# PROBLEM
Find each line that has the string "공급규모" and give the total, with nothing else.

# RECORDED DATA
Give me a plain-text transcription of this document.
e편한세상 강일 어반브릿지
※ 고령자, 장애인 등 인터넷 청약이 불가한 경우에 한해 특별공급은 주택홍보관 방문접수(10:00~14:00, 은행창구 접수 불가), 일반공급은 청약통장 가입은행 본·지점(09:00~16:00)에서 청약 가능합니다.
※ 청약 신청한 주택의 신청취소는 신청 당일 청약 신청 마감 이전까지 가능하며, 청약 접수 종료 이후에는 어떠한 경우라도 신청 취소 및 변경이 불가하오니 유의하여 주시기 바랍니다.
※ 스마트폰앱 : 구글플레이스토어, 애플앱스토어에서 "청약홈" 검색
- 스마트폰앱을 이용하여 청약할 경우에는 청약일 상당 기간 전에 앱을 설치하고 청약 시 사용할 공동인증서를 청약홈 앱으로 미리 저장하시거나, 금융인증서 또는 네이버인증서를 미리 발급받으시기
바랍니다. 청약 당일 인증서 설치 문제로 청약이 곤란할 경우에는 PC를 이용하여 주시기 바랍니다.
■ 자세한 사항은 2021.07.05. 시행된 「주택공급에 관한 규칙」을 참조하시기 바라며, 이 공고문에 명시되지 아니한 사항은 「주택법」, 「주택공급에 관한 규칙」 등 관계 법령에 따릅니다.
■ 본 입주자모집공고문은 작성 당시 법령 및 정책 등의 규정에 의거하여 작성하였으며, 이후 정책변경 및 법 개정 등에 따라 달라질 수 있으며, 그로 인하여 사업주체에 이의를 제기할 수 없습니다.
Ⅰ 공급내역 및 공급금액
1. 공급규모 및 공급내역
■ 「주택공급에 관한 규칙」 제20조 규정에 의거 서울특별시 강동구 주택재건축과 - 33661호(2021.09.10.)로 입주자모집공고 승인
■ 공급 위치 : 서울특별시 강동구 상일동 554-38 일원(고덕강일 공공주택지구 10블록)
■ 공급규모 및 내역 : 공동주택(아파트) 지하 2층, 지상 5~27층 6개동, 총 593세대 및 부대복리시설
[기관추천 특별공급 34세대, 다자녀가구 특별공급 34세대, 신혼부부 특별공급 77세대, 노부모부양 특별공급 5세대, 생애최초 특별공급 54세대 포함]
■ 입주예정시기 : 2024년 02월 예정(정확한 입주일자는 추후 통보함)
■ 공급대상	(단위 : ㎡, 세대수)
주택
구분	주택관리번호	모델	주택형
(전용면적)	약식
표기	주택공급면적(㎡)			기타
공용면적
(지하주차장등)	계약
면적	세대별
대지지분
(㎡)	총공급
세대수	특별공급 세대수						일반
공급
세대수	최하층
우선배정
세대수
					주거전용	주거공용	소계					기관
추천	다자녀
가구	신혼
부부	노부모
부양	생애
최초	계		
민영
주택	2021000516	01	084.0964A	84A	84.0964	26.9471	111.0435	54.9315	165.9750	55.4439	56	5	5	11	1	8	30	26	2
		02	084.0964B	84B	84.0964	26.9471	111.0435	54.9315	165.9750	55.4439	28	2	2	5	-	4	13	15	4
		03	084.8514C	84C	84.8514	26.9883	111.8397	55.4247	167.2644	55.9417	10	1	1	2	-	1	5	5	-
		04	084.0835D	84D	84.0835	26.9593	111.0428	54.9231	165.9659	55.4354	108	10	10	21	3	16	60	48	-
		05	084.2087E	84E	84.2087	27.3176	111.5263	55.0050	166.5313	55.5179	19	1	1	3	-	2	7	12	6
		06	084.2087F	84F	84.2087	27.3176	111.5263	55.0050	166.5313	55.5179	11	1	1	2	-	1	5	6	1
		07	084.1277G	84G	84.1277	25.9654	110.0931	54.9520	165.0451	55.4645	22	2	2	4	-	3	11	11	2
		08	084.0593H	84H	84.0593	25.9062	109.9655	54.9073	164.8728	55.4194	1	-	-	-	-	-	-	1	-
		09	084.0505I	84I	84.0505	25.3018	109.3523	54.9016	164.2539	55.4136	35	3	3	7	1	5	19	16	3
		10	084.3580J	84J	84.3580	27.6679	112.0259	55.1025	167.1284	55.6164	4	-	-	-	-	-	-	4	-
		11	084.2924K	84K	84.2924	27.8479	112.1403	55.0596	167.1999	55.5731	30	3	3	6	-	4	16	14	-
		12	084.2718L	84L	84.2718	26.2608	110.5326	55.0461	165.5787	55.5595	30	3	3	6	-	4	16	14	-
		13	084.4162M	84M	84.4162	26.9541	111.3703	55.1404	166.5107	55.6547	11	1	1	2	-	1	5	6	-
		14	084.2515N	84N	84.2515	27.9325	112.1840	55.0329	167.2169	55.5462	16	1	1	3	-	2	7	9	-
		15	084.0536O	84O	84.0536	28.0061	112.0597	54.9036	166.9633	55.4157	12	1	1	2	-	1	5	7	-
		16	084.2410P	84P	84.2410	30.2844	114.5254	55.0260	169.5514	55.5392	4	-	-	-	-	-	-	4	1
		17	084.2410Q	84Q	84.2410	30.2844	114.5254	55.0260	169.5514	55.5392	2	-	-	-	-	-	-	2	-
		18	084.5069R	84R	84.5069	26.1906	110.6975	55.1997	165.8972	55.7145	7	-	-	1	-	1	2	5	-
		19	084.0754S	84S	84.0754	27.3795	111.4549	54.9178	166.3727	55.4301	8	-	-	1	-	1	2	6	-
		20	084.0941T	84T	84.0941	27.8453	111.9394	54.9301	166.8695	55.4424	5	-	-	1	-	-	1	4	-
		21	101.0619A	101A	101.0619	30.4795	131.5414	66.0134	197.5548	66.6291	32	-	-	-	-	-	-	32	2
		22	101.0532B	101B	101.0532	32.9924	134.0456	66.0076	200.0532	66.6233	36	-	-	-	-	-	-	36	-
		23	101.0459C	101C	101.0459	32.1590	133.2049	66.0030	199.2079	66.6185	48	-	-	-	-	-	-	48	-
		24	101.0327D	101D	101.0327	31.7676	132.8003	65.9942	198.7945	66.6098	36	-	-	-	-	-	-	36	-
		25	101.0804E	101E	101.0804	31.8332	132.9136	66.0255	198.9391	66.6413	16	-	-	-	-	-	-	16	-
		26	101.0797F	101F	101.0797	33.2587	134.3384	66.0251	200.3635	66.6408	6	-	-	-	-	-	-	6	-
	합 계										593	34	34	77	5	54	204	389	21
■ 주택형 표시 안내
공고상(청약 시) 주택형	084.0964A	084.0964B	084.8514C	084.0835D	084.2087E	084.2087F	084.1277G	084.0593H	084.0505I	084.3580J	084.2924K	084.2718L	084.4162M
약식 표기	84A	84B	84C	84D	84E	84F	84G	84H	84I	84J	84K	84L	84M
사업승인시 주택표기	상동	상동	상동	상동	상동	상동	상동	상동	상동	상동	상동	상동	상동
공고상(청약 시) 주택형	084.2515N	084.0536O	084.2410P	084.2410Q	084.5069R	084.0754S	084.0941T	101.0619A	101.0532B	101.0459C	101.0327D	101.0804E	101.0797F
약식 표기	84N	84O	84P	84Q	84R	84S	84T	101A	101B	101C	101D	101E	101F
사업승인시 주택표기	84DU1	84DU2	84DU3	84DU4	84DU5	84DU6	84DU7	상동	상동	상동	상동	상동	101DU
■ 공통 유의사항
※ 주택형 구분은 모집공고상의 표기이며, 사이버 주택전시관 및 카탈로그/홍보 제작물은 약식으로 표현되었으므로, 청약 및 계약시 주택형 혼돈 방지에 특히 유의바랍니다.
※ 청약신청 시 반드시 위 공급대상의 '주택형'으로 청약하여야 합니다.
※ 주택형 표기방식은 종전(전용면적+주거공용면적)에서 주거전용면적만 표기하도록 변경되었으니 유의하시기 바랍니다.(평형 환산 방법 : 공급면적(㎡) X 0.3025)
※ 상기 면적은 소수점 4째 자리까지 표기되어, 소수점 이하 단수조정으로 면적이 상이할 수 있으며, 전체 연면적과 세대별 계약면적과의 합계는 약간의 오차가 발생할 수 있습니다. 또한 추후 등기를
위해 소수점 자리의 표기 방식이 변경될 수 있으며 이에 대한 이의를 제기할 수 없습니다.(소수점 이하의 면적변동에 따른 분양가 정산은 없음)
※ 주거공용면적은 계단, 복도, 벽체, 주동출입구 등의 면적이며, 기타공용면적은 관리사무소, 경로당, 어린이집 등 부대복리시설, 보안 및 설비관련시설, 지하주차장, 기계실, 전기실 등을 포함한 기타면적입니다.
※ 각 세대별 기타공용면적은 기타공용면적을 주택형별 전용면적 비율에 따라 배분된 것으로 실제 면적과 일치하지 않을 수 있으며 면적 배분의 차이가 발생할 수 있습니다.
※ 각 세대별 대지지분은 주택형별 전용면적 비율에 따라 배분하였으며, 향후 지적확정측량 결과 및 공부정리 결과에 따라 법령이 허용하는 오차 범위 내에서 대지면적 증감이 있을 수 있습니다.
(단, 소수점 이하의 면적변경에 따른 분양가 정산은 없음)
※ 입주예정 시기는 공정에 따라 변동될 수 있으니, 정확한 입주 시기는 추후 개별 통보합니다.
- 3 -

# SOLUTION FOR THIS PROBLEM
2